-------- Records to process
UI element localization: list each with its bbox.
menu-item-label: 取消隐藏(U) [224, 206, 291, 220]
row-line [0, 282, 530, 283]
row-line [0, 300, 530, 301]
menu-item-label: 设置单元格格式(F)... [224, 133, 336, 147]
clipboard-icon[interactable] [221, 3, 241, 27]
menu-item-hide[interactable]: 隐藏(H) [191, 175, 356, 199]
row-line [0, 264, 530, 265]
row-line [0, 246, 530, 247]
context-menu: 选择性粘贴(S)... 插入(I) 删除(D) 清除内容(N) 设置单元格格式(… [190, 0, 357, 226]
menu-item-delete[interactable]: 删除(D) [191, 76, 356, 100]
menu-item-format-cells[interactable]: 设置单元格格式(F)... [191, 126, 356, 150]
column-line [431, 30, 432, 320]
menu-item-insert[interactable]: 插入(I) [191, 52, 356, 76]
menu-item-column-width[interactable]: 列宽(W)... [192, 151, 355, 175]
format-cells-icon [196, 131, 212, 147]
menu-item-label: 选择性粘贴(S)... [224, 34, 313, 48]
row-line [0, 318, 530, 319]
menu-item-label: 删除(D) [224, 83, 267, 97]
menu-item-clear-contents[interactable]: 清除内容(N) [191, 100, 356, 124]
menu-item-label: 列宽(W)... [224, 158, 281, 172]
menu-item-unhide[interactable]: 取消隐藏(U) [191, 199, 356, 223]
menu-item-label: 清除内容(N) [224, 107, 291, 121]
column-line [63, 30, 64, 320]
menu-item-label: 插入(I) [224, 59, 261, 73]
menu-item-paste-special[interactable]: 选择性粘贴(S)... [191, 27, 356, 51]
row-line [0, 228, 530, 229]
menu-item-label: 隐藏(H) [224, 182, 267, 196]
----------------
What is required:
Reproduce the records above verbatim, line for line.

Solution for this problem:
UI element localization: list each with its bbox.
menu-item-label: 取消隐藏(U) [224, 206, 291, 220]
row-line [0, 282, 530, 283]
row-line [0, 300, 530, 301]
menu-item-label: 设置单元格格式(F)... [224, 133, 336, 147]
clipboard-icon[interactable] [221, 3, 241, 27]
menu-item-hide[interactable]: 隐藏(H) [191, 175, 356, 199]
row-line [0, 264, 530, 265]
row-line [0, 246, 530, 247]
context-menu: 选择性粘贴(S)... 插入(I) 删除(D) 清除内容(N) 设置单元格格式(… [190, 0, 357, 226]
menu-item-delete[interactable]: 删除(D) [191, 76, 356, 100]
menu-item-format-cells[interactable]: 设置单元格格式(F)... [191, 126, 356, 150]
column-line [431, 30, 432, 320]
menu-item-insert[interactable]: 插入(I) [191, 52, 356, 76]
menu-item-column-width[interactable]: 列宽(W)... [192, 151, 355, 175]
format-cells-icon [196, 131, 212, 147]
menu-item-label: 选择性粘贴(S)... [224, 34, 313, 48]
row-line [0, 318, 530, 319]
menu-item-label: 删除(D) [224, 83, 267, 97]
menu-item-clear-contents[interactable]: 清除内容(N) [191, 100, 356, 124]
menu-item-label: 列宽(W)... [224, 158, 281, 172]
menu-item-unhide[interactable]: 取消隐藏(U) [191, 199, 356, 223]
menu-item-label: 清除内容(N) [224, 107, 291, 121]
column-line [63, 30, 64, 320]
menu-item-label: 插入(I) [224, 59, 261, 73]
menu-item-paste-special[interactable]: 选择性粘贴(S)... [191, 27, 356, 51]
row-line [0, 228, 530, 229]
menu-item-label: 隐藏(H) [224, 182, 267, 196]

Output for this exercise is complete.